#### GIVEN PROBLEM:
Here are some entries; quote each one exactly.

#### EXERCISE INPUTS:
□ □ □
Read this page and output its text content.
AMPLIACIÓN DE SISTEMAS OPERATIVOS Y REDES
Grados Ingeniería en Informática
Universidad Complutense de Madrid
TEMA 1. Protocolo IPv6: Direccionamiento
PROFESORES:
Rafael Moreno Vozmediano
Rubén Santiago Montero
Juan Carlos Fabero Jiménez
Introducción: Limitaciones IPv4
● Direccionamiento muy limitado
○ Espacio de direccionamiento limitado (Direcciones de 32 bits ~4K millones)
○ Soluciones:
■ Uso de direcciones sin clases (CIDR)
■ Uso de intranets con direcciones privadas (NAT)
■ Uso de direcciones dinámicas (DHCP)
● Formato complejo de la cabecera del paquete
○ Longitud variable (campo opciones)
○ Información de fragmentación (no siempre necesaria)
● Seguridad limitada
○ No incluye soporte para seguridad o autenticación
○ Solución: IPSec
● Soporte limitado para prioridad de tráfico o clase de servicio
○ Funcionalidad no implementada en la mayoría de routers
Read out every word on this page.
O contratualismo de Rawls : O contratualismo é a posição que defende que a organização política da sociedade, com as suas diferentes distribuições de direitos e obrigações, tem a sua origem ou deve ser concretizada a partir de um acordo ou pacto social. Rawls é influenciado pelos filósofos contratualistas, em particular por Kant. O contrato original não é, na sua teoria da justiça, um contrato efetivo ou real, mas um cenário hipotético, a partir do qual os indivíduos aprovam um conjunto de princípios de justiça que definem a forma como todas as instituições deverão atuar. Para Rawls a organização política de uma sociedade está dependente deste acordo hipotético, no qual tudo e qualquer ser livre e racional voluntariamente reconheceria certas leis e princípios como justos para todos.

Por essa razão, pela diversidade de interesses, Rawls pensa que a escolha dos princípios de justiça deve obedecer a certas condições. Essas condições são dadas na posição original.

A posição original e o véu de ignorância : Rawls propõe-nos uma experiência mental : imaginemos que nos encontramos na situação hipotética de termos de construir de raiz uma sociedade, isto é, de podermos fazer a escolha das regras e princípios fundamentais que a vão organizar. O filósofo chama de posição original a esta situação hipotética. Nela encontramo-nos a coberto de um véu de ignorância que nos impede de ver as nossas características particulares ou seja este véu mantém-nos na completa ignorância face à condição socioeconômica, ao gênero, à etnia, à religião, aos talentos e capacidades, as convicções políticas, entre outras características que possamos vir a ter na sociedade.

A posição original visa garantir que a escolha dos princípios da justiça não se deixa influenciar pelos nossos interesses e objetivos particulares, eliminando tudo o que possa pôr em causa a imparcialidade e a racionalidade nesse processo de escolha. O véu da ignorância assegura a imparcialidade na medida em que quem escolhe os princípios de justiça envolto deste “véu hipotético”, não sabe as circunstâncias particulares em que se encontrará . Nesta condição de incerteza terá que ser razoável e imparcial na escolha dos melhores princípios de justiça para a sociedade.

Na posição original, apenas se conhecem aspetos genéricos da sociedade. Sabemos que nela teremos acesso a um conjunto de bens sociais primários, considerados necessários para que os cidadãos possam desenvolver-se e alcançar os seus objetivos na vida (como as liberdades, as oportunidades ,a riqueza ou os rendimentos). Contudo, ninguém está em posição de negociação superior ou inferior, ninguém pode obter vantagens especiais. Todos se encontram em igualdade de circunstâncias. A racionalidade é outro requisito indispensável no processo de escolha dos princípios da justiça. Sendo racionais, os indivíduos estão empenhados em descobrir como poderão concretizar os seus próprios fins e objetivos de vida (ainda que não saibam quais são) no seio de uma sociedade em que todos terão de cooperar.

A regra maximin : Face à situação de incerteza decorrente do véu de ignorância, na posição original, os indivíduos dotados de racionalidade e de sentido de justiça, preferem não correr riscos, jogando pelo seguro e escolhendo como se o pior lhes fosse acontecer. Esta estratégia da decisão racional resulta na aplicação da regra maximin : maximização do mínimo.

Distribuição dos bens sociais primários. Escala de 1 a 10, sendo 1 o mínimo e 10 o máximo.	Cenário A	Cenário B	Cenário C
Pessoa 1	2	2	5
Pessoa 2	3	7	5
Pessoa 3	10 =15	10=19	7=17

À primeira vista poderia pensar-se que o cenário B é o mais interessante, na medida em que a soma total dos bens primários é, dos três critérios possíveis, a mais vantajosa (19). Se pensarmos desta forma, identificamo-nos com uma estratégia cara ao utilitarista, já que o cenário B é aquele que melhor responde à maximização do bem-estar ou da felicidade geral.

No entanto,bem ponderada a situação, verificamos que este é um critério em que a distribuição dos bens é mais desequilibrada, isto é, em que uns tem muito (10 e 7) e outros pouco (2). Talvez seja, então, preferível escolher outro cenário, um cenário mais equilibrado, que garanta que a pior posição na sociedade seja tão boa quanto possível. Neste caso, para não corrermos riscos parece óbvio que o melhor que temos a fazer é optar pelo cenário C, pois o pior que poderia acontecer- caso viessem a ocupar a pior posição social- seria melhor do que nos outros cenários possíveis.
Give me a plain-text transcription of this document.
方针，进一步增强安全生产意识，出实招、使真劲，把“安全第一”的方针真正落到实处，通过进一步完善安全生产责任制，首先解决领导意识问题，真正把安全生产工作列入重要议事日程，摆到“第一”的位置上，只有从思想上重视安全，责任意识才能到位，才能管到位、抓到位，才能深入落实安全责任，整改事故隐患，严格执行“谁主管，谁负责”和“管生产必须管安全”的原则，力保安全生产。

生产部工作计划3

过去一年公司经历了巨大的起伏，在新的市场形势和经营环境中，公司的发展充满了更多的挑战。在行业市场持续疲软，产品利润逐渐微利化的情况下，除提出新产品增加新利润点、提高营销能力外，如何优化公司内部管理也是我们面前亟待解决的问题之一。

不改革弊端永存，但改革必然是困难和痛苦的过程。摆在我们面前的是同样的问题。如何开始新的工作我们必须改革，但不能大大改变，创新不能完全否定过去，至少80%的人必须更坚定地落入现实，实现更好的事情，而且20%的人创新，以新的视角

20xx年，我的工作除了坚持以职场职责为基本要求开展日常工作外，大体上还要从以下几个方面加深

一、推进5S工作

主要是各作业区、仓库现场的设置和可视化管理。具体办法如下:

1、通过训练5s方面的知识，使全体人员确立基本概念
□ □ □
#### RESULT FOR THIS EXERCISE:
Read this page and output its text content.
AMPLIACIÓN DE SISTEMAS OPERATIVOS Y REDES
Grados Ingeniería en Informática
Universidad Complutense de Madrid
TEMA 1. Protocolo IPv6: Direccionamiento
PROFESORES:
Rafael Moreno Vozmediano
Rubén Santiago Montero
Juan Carlos Fabero Jiménez
Introducción: Limitaciones IPv4
● Direccionamiento muy limitado
○ Espacio de direccionamiento limitado (Direcciones de 32 bits ~4K millones)
○ Soluciones:
■ Uso de direcciones sin clases (CIDR)
■ Uso de intranets con direcciones privadas (NAT)
■ Uso de direcciones dinámicas (DHCP)
● Formato complejo de la cabecera del paquete
○ Longitud variable (campo opciones)
○ Información de fragmentación (no siempre necesaria)
● Seguridad limitada
○ No incluye soporte para seguridad o autenticación
○ Solución: IPSec
● Soporte limitado para prioridad de tráfico o clase de servicio
○ Funcionalidad no implementada en la mayoría de routers
Read out every word on this page.
O contratualismo de Rawls : O contratualismo é a posição que defende que a organização política da sociedade, com as suas diferentes distribuições de direitos e obrigações, tem a sua origem ou deve ser concretizada a partir de um acordo ou pacto social. Rawls é influenciado pelos filósofos contratualistas, em particular por Kant. O contrato original não é, na sua teoria da justiça, um contrato efetivo ou real, mas um cenário hipotético, a partir do qual os indivíduos aprovam um conjunto de princípios de justiça que definem a forma como todas as instituições deverão atuar. Para Rawls a organização política de uma sociedade está dependente deste acordo hipotético, no qual tudo e qualquer ser livre e racional voluntariamente reconheceria certas leis e princípios como justos para todos.

Por essa razão, pela diversidade de interesses, Rawls pensa que a escolha dos princípios de justiça deve obedecer a certas condições. Essas condições são dadas na posição original.

A posição original e o véu de ignorância : Rawls propõe-nos uma experiência mental : imaginemos que nos encontramos na situação hipotética de termos de construir de raiz uma sociedade, isto é, de podermos fazer a escolha das regras e princípios fundamentais que a vão organizar. O filósofo chama de posição original a esta situação hipotética. Nela encontramo-nos a coberto de um véu de ignorância que nos impede de ver as nossas características particulares ou seja este véu mantém-nos na completa ignorância face à condição socioeconômica, ao gênero, à etnia, à religião, aos talentos e capacidades, as convicções políticas, entre outras características que possamos vir a ter na sociedade.

A posição original visa garantir que a escolha dos princípios da justiça não se deixa influenciar pelos nossos interesses e objetivos particulares, eliminando tudo o que possa pôr em causa a imparcialidade e a racionalidade nesse processo de escolha. O véu da ignorância assegura a imparcialidade na medida em que quem escolhe os princípios de justiça envolto deste “véu hipotético”, não sabe as circunstâncias particulares em que se encontrará . Nesta condição de incerteza terá que ser razoável e imparcial na escolha dos melhores princípios de justiça para a sociedade.

Na posição original, apenas se conhecem aspetos genéricos da sociedade. Sabemos que nela teremos acesso a um conjunto de bens sociais primários, considerados necessários para que os cidadãos possam desenvolver-se e alcançar os seus objetivos na vida (como as liberdades, as oportunidades ,a riqueza ou os rendimentos). Contudo, ninguém está em posição de negociação superior ou inferior, ninguém pode obter vantagens especiais. Todos se encontram em igualdade de circunstâncias. A racionalidade é outro requisito indispensável no processo de escolha dos princípios da justiça. Sendo racionais, os indivíduos estão empenhados em descobrir como poderão concretizar os seus próprios fins e objetivos de vida (ainda que não saibam quais são) no seio de uma sociedade em que todos terão de cooperar.

A regra maximin : Face à situação de incerteza decorrente do véu de ignorância, na posição original, os indivíduos dotados de racionalidade e de sentido de justiça, preferem não correr riscos, jogando pelo seguro e escolhendo como se o pior lhes fosse acontecer. Esta estratégia da decisão racional resulta na aplicação da regra maximin : maximização do mínimo.

Distribuição dos bens sociais primários. Escala de 1 a 10, sendo 1 o mínimo e 10 o máximo.	Cenário A	Cenário B	Cenário C
Pessoa 1	2	2	5
Pessoa 2	3	7	5
Pessoa 3	10 =15	10=19	7=17

À primeira vista poderia pensar-se que o cenário B é o mais interessante, na medida em que a soma total dos bens primários é, dos três critérios possíveis, a mais vantajosa (19). Se pensarmos desta forma, identificamo-nos com uma estratégia cara ao utilitarista, já que o cenário B é aquele que melhor responde à maximização do bem-estar ou da felicidade geral.

No entanto,bem ponderada a situação, verificamos que este é um critério em que a distribuição dos bens é mais desequilibrada, isto é, em que uns tem muito (10 e 7) e outros pouco (2). Talvez seja, então, preferível escolher outro cenário, um cenário mais equilibrado, que garanta que a pior posição na sociedade seja tão boa quanto possível. Neste caso, para não corrermos riscos parece óbvio que o melhor que temos a fazer é optar pelo cenário C, pois o pior que poderia acontecer- caso viessem a ocupar a pior posição social- seria melhor do que nos outros cenários possíveis.
Give me a plain-text transcription of this document.
方针，进一步增强安全生产意识，出实招、使真劲，把“安全第一”的方针真正落到实处，通过进一步完善安全生产责任制，首先解决领导意识问题，真正把安全生产工作列入重要议事日程，摆到“第一”的位置上，只有从思想上重视安全，责任意识才能到位，才能管到位、抓到位，才能深入落实安全责任，整改事故隐患，严格执行“谁主管，谁负责”和“管生产必须管安全”的原则，力保安全生产。

生产部工作计划3

过去一年公司经历了巨大的起伏，在新的市场形势和经营环境中，公司的发展充满了更多的挑战。在行业市场持续疲软，产品利润逐渐微利化的情况下，除提出新产品增加新利润点、提高营销能力外，如何优化公司内部管理也是我们面前亟待解决的问题之一。

不改革弊端永存，但改革必然是困难和痛苦的过程。摆在我们面前的是同样的问题。如何开始新的工作我们必须改革，但不能大大改变，创新不能完全否定过去，至少80%的人必须更坚定地落入现实，实现更好的事情，而且20%的人创新，以新的视角

20xx年，我的工作除了坚持以职场职责为基本要求开展日常工作外，大体上还要从以下几个方面加深

一、推进5S工作

主要是各作业区、仓库现场的设置和可视化管理。具体办法如下:

1、通过训练5s方面的知识，使全体人员确立基本概念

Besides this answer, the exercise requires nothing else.